## The task
For each line below that contains the string "powierzchni", copy that line.

## Supplied material

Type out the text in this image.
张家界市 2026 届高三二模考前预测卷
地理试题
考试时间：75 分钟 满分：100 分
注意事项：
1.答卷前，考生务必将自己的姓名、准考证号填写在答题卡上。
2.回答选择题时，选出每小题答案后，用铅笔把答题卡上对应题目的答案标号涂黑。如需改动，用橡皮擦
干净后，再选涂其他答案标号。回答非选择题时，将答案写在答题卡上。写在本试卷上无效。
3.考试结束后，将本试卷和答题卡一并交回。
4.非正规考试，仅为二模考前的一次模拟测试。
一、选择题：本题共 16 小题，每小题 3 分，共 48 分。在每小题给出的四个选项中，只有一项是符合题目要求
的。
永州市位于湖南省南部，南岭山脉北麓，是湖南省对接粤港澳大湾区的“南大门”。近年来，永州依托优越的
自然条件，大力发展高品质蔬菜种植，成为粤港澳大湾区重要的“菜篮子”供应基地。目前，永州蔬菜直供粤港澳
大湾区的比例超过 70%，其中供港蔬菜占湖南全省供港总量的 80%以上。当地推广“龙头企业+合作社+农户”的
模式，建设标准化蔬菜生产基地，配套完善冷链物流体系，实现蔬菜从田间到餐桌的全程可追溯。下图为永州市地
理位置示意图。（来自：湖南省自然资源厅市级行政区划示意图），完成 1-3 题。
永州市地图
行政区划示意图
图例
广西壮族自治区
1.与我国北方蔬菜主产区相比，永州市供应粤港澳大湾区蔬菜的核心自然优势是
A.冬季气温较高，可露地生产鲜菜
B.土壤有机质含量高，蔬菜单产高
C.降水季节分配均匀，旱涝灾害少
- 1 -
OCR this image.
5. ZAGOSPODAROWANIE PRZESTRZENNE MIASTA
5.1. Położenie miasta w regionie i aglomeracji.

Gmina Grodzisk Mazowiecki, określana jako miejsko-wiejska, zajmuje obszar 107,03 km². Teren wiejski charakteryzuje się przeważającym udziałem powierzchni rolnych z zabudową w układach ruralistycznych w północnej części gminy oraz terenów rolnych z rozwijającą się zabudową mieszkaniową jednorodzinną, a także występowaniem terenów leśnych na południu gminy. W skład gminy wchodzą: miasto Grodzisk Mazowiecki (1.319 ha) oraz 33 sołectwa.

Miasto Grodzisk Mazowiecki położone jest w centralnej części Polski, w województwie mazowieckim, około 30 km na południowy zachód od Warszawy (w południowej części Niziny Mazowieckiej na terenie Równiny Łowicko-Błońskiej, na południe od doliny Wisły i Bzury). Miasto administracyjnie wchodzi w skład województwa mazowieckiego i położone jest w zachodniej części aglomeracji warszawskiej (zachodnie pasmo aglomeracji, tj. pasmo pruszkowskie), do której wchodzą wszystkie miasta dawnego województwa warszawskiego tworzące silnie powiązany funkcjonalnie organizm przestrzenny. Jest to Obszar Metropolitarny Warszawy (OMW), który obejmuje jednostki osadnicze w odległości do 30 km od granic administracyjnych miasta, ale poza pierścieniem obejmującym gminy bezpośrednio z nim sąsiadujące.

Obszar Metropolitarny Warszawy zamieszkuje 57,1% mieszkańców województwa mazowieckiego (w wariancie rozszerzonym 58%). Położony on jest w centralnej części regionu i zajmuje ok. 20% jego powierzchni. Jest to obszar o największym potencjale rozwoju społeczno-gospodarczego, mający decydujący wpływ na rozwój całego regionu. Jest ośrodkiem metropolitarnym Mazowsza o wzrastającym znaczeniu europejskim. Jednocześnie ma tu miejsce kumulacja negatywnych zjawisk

## Solved exercise
Gmina Grodzisk Mazowiecki, określana jako miejsko-wiejska, zajmuje obszar 107,03 km². Teren wiejski charakteryzuje się przeważającym udziałem powierzchni rolnych z zabudową w układach ruralistycznych w północnej części gminy oraz terenów rolnych z rozwijającą się zabudową mieszkaniową jednorodzinną, a także występowaniem terenów leśnych na południu gminy. W skład gminy wchodzą: miasto Grodzisk Mazowiecki (1.319 ha) oraz 33 sołectwa.
Obszar Metropolitarny Warszawy zamieszkuje 57,1% mieszkańców województwa mazowieckiego (w wariancie rozszerzonym 58%). Położony on jest w centralnej części regionu i zajmuje ok. 20% jego powierzchni. Jest to obszar o największym potencjale rozwoju społeczno-gospodarczego, mający decydujący wpływ na rozwój całego regionu. Jest ośrodkiem metropolitarnym Mazowsza o wzrastającym znaczeniu europejskim. Jednocześnie ma tu miejsce kumulacja negatywnych zjawisk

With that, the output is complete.